=== STORED RECORDS ===
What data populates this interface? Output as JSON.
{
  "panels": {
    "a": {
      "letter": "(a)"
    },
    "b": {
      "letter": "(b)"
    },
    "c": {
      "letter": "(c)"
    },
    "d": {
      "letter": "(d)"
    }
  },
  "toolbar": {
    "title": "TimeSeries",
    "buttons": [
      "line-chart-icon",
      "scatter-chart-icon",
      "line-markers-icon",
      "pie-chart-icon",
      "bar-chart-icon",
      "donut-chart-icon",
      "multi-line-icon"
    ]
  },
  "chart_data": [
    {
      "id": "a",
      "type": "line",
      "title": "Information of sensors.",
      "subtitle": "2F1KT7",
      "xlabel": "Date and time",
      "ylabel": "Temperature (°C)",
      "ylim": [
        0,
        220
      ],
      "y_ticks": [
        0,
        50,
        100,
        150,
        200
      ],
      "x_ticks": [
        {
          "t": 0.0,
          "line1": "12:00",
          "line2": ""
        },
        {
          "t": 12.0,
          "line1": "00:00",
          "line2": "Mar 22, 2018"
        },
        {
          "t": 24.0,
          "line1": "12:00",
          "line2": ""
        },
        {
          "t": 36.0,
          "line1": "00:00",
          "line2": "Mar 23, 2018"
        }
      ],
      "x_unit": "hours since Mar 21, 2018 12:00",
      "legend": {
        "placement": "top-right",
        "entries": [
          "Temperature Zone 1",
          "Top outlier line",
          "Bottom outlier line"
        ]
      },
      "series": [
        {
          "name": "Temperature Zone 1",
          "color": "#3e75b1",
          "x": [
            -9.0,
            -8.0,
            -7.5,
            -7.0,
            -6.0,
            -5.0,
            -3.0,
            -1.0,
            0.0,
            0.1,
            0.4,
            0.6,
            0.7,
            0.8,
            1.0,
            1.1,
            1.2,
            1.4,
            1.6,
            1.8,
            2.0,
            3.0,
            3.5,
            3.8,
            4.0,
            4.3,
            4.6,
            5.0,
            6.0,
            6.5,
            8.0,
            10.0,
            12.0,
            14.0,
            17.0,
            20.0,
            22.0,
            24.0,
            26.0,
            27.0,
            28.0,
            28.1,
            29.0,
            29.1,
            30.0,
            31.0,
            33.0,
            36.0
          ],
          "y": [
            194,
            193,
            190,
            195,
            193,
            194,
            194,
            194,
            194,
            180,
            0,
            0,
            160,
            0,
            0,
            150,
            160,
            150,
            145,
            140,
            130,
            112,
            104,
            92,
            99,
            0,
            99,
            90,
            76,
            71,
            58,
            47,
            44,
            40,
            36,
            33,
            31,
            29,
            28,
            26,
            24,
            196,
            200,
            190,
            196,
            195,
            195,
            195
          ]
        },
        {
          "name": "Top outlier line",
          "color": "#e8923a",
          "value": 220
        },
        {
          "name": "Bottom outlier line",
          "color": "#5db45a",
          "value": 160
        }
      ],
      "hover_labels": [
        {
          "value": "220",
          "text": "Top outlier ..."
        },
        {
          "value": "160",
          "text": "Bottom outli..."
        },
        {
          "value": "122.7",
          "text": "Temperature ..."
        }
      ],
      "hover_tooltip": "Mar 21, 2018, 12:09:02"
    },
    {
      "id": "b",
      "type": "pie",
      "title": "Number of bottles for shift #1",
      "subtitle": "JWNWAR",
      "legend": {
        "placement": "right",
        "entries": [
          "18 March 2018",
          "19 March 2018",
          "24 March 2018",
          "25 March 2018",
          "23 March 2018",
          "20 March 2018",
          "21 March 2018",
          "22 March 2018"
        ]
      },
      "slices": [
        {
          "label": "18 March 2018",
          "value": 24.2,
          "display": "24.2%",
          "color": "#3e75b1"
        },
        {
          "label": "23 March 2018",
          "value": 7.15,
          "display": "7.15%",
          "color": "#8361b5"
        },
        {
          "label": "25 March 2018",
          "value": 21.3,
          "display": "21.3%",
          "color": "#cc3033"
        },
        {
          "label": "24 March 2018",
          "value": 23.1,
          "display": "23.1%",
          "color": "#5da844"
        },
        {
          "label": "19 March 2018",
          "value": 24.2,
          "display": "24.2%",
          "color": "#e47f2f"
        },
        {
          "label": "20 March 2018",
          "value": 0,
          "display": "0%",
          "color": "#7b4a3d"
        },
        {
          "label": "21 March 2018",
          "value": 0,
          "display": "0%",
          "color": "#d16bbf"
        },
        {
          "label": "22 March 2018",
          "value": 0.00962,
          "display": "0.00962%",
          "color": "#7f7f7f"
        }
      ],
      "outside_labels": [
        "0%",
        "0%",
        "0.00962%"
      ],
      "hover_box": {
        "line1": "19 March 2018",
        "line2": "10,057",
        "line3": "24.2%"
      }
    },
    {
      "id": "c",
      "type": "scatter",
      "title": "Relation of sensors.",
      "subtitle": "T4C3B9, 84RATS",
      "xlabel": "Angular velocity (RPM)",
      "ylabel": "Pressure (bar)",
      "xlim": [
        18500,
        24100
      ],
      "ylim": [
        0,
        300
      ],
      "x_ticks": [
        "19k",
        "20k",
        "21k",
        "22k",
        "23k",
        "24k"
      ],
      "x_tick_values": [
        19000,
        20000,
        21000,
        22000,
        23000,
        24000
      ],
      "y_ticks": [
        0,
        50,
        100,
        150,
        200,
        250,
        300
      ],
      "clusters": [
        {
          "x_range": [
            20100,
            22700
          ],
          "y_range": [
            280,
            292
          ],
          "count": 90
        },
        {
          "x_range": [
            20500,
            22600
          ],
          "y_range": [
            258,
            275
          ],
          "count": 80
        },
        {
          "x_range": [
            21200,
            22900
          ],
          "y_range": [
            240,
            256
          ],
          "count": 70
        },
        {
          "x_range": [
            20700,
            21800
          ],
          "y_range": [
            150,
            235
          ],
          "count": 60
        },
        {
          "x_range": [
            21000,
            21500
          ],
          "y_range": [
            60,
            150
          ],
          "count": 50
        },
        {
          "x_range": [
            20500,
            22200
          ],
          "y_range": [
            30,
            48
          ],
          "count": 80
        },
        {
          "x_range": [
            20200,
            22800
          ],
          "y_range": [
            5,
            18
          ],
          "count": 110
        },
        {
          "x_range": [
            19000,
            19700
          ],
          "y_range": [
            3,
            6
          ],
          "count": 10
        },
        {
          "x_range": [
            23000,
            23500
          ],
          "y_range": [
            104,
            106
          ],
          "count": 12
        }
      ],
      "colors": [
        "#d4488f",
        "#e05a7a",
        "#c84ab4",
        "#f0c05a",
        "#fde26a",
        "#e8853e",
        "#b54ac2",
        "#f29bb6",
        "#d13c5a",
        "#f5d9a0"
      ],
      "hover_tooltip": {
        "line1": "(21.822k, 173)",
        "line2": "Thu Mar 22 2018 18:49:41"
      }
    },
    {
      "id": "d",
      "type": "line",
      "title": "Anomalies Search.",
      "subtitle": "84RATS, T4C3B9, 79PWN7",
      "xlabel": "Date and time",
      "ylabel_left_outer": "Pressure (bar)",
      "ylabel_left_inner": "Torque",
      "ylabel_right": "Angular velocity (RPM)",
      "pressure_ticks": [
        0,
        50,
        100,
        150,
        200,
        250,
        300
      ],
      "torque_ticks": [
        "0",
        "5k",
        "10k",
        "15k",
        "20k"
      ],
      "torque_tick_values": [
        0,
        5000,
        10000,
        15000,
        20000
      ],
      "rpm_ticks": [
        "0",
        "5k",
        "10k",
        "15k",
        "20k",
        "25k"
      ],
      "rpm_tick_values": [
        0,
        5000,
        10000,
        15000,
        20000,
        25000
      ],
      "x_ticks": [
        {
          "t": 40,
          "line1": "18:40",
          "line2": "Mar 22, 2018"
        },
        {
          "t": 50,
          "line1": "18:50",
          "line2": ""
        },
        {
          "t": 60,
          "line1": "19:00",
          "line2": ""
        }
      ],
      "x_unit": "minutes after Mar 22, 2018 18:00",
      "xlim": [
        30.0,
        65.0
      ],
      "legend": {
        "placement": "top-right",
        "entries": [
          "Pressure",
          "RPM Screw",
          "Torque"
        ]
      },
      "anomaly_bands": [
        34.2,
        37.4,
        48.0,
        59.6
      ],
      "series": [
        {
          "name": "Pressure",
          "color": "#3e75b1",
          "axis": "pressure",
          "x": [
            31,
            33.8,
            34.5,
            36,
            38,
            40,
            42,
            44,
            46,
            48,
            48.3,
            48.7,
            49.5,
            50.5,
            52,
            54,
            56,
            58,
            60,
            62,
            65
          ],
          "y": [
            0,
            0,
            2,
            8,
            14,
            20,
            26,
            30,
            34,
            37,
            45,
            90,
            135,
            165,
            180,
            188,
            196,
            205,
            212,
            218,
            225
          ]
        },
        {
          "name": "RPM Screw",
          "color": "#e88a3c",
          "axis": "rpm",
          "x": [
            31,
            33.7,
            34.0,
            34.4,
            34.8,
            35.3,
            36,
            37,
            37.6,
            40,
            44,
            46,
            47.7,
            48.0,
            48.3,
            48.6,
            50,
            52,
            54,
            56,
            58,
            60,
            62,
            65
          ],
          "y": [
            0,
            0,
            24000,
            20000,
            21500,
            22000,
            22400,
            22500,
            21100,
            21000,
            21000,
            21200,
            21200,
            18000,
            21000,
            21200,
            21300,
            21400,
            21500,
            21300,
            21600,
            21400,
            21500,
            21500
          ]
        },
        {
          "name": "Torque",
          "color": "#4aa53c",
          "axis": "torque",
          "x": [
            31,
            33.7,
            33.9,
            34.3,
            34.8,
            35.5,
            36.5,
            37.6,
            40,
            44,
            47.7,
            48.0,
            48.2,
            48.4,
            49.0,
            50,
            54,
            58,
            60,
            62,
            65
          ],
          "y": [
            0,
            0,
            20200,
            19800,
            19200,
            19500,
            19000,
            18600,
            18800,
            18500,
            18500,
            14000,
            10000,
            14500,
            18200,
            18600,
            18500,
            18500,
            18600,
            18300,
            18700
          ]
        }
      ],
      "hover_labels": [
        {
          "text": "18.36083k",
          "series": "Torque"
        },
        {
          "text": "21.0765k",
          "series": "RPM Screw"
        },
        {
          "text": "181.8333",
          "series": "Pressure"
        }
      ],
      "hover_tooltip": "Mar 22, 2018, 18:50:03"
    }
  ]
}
===
WORK TO COMPLETE = Copy out every line holding the string "subtitle".

IN RESPONSE =
      "subtitle": "2F1KT7",
      "subtitle": "JWNWAR",
      "subtitle": "T4C3B9, 84RATS",
      "subtitle": "84RATS, T4C3B9, 79PWN7",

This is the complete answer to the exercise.